=== Given data ===

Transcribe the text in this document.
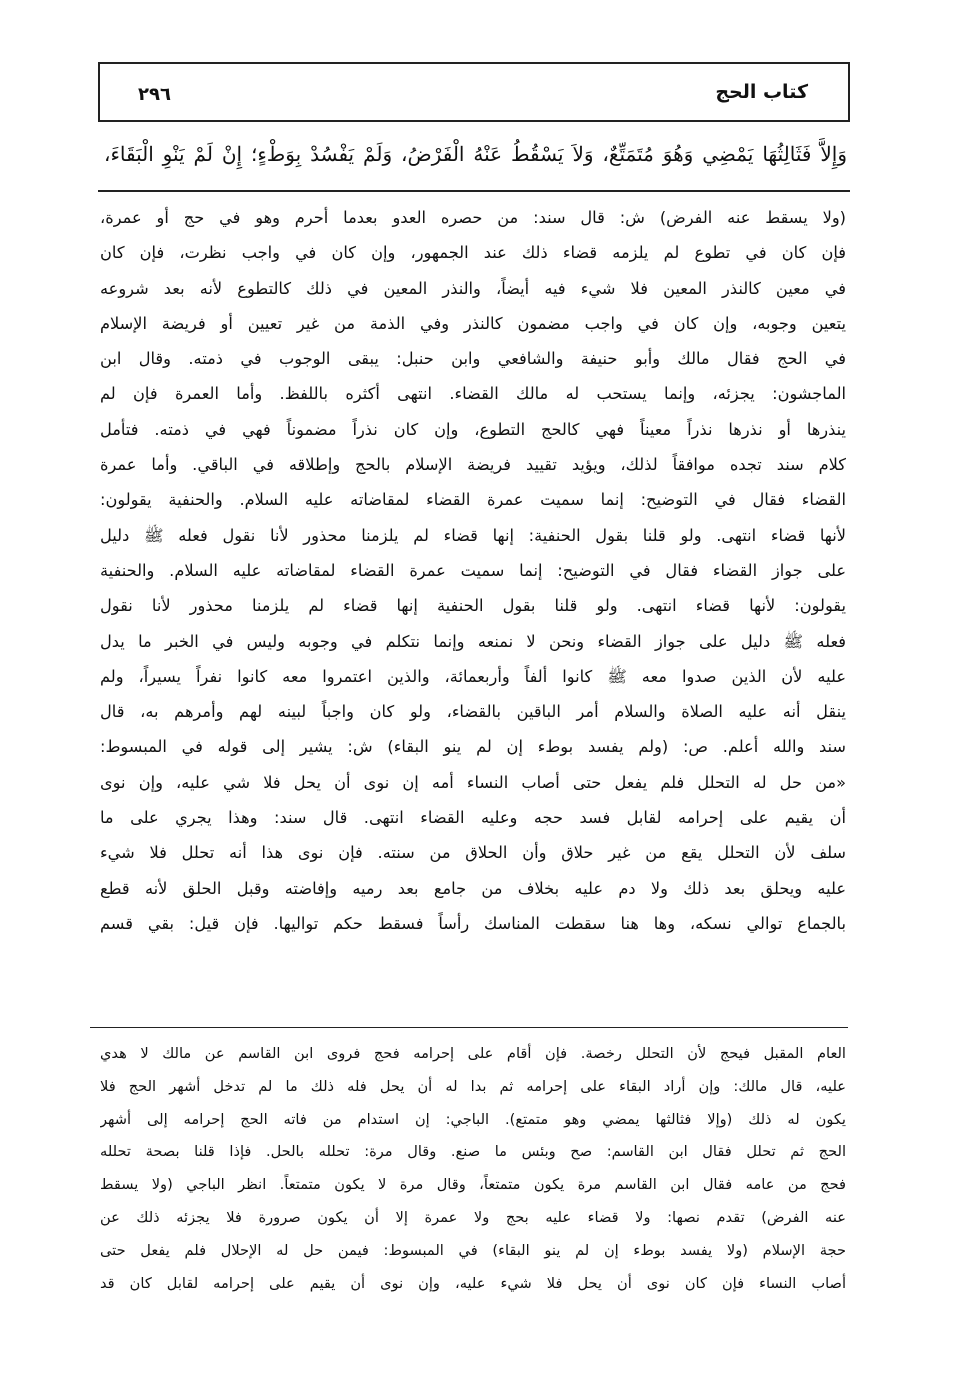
كتاب الحج
٢٩٦
وَإِلاَّ فَثَالِثُهَا يَمْضِي وَهُوَ مُتَمَتِّعٌ، وَلاَ يَسْقُطُ عَنْهُ الْفَرْضُ، وَلَمْ يَفْسُدْ بِوَطْءٍ؛ إِنْ لَمْ يَنْوِ الْبَقَاءَ،
(ولا يسقط عنه الفرض) ش: قال سند: من حصره العدو بعدما أحرم وهو في حج أو عمرة،
فإن كان في تطوع لم يلزمه قضاء ذلك عند الجمهور، وإن كان في واجب نظرت، فإن كان
في معين كالنذر المعين فلا شيء فيه أيضاً، والنذر المعين في ذلك كالتطوع لأنه بعد شروعه
يتعين وجوبه، وإن كان في واجب مضمون كالنذر وفي الذمة من غير تعيين أو فريضة الإسلام
في الحج فقال مالك وأبو حنيفة والشافعي وابن حنبل: يبقى الوجوب في ذمته. وقال ابن
الماجشون: يجزئه، وإنما يستحب له مالك القضاء. انتهى أكثره باللفظ. وأما العمرة فإن لم
ينذرها أو نذرها نذراً معيناً فهي كالحج التطوع، وإن كان نذراً مضموناً فهي في ذمته. فتأمل
كلام سند تجده موافقاً لذلك، ويؤيد تقييد فريضة الإسلام بالحج وإطلاقه في الباقي. وأما عمرة
القضاء فقال في التوضيح: إنما سميت عمرة القضاء لمقاضاته عليه السلام. والحنفية يقولون:
لأنها قضاء انتهى. ولو قلنا بقول الحنفية: إنها قضاء لم يلزمنا محذور لأنا نقول فعله ﷺ دليل
على جواز القضاء فقال في التوضيح: إنما سميت عمرة القضاء لمقاضاته عليه السلام. والحنفية
يقولون: لأنها قضاء انتهى. ولو قلنا بقول الحنفية إنها قضاء لم يلزمنا محذور لأنا نقول
فعله ﷺ دليل على جواز القضاء ونحن لا نمنعه وإنما نتكلم في وجوبه وليس في الخبر ما يدل
عليه لأن الذين صدوا معه ﷺ كانوا ألفاً وأربعمائة، والذين اعتمروا معه كانوا نفراً يسيراً، ولم
ينقل أنه عليه الصلاة والسلام أمر الباقين بالقضاء، ولو كان واجباً لبينه لهم وأمرهم به، قال
سند والله أعلم. ص: (ولم يفسد بوطء إن لم ينو البقاء) ش: يشير إلى قوله في المبسوط:
«من حل له التحلل فلم يفعل حتى أصاب النساء أمه إن نوى أن يحل فلا شي عليه، وإن نوى
أن يقيم على إحرامه لقابل فسد حجه وعليه القضاء انتهى. قال سند: وهذا يجري على ما
سلف لأن التحلل يقع من غير حلاق وأن الحلاق من سنته. فإن نوى هذا أنه تحلل فلا شيء
عليه ويحلق بعد ذلك ولا دم عليه بخلاف من جامع بعد رميه وإفاضته وقبل الحلق لأنه قطع
بالجماع توالي نسكه، وها هنا سقطت المناسك رأساً فسقط حكم تواليها. فإن قيل: بقي قسم
العام المقبل فيحج لأن التحلل رخصة. فإن أقام على إحرامه فحج فروى ابن القاسم عن مالك لا هدي
عليه، قال مالك: وإن أراد البقاء على إحرامه ثم بدا له أن يحل فله ذلك ما لم تدخل أشهر الحج فلا
يكون له ذلك (وإلا فثالثها يمضي وهو متمتع). الباجي: إن استدام من فاته الحج إحرامه إلى أشهر
الحج ثم تحلل فقال ابن القاسم: صح وبئس ما صنع. وقال مرة: تحلله بالحل. فإذا قلنا بصحة تحلله
فحج من عامه فقال ابن القاسم مرة يكون متمتعاً، وقال مرة لا يكون متمتعاً. انظر الباجي (ولا يسقط
عنه الفرض) تقدم نصها: ولا قضاء عليه بحج ولا عمرة إلا أن يكون صرورة فلا يجزئه ذلك عن
حجة الإسلام (ولا يفسد بوطء إن لم ينو البقاء) في المبسوط: فيمن حل له الإحلال فلم يفعل حتى
أصاب النساء فإن كان نوى أن يحل فلا شيء عليه، وإن نوى أن يقيم على إحرامه لقابل كان قد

===

| Required task |
Leave the pictures out and output the rest of the listing exactly.

| Result of this task |
Transcribe the text in this document.
كتاب الحج
٢٩٦
وَإِلاَّ فَثَالِثُهَا يَمْضِي وَهُوَ مُتَمَتِّعٌ، وَلاَ يَسْقُطُ عَنْهُ الْفَرْضُ، وَلَمْ يَفْسُدْ بِوَطْءٍ؛ إِنْ لَمْ يَنْوِ الْبَقَاءَ،
(ولا يسقط عنه الفرض) ش: قال سند: من حصره العدو بعدما أحرم وهو في حج أو عمرة،
فإن كان في تطوع لم يلزمه قضاء ذلك عند الجمهور، وإن كان في واجب نظرت، فإن كان
في معين كالنذر المعين فلا شيء فيه أيضاً، والنذر المعين في ذلك كالتطوع لأنه بعد شروعه
يتعين وجوبه، وإن كان في واجب مضمون كالنذر وفي الذمة من غير تعيين أو فريضة الإسلام
في الحج فقال مالك وأبو حنيفة والشافعي وابن حنبل: يبقى الوجوب في ذمته. وقال ابن
الماجشون: يجزئه، وإنما يستحب له مالك القضاء. انتهى أكثره باللفظ. وأما العمرة فإن لم
ينذرها أو نذرها نذراً معيناً فهي كالحج التطوع، وإن كان نذراً مضموناً فهي في ذمته. فتأمل
كلام سند تجده موافقاً لذلك، ويؤيد تقييد فريضة الإسلام بالحج وإطلاقه في الباقي. وأما عمرة
القضاء فقال في التوضيح: إنما سميت عمرة القضاء لمقاضاته عليه السلام. والحنفية يقولون:
لأنها قضاء انتهى. ولو قلنا بقول الحنفية: إنها قضاء لم يلزمنا محذور لأنا نقول فعله ﷺ دليل
على جواز القضاء فقال في التوضيح: إنما سميت عمرة القضاء لمقاضاته عليه السلام. والحنفية
يقولون: لأنها قضاء انتهى. ولو قلنا بقول الحنفية إنها قضاء لم يلزمنا محذور لأنا نقول
فعله ﷺ دليل على جواز القضاء ونحن لا نمنعه وإنما نتكلم في وجوبه وليس في الخبر ما يدل
عليه لأن الذين صدوا معه ﷺ كانوا ألفاً وأربعمائة، والذين اعتمروا معه كانوا نفراً يسيراً، ولم
ينقل أنه عليه الصلاة والسلام أمر الباقين بالقضاء، ولو كان واجباً لبينه لهم وأمرهم به، قال
سند والله أعلم. ص: (ولم يفسد بوطء إن لم ينو البقاء) ش: يشير إلى قوله في المبسوط:
«من حل له التحلل فلم يفعل حتى أصاب النساء أمه إن نوى أن يحل فلا شي عليه، وإن نوى
أن يقيم على إحرامه لقابل فسد حجه وعليه القضاء انتهى. قال سند: وهذا يجري على ما
سلف لأن التحلل يقع من غير حلاق وأن الحلاق من سنته. فإن نوى هذا أنه تحلل فلا شيء
عليه ويحلق بعد ذلك ولا دم عليه بخلاف من جامع بعد رميه وإفاضته وقبل الحلق لأنه قطع
بالجماع توالي نسكه، وها هنا سقطت المناسك رأساً فسقط حكم تواليها. فإن قيل: بقي قسم
العام المقبل فيحج لأن التحلل رخصة. فإن أقام على إحرامه فحج فروى ابن القاسم عن مالك لا هدي
عليه، قال مالك: وإن أراد البقاء على إحرامه ثم بدا له أن يحل فله ذلك ما لم تدخل أشهر الحج فلا
يكون له ذلك (وإلا فثالثها يمضي وهو متمتع). الباجي: إن استدام من فاته الحج إحرامه إلى أشهر
الحج ثم تحلل فقال ابن القاسم: صح وبئس ما صنع. وقال مرة: تحلله بالحل. فإذا قلنا بصحة تحلله
فحج من عامه فقال ابن القاسم مرة يكون متمتعاً، وقال مرة لا يكون متمتعاً. انظر الباجي (ولا يسقط
عنه الفرض) تقدم نصها: ولا قضاء عليه بحج ولا عمرة إلا أن يكون صرورة فلا يجزئه ذلك عن
حجة الإسلام (ولا يفسد بوطء إن لم ينو البقاء) في المبسوط: فيمن حل له الإحلال فلم يفعل حتى
أصاب النساء فإن كان نوى أن يحل فلا شيء عليه، وإن نوى أن يقيم على إحرامه لقابل كان قد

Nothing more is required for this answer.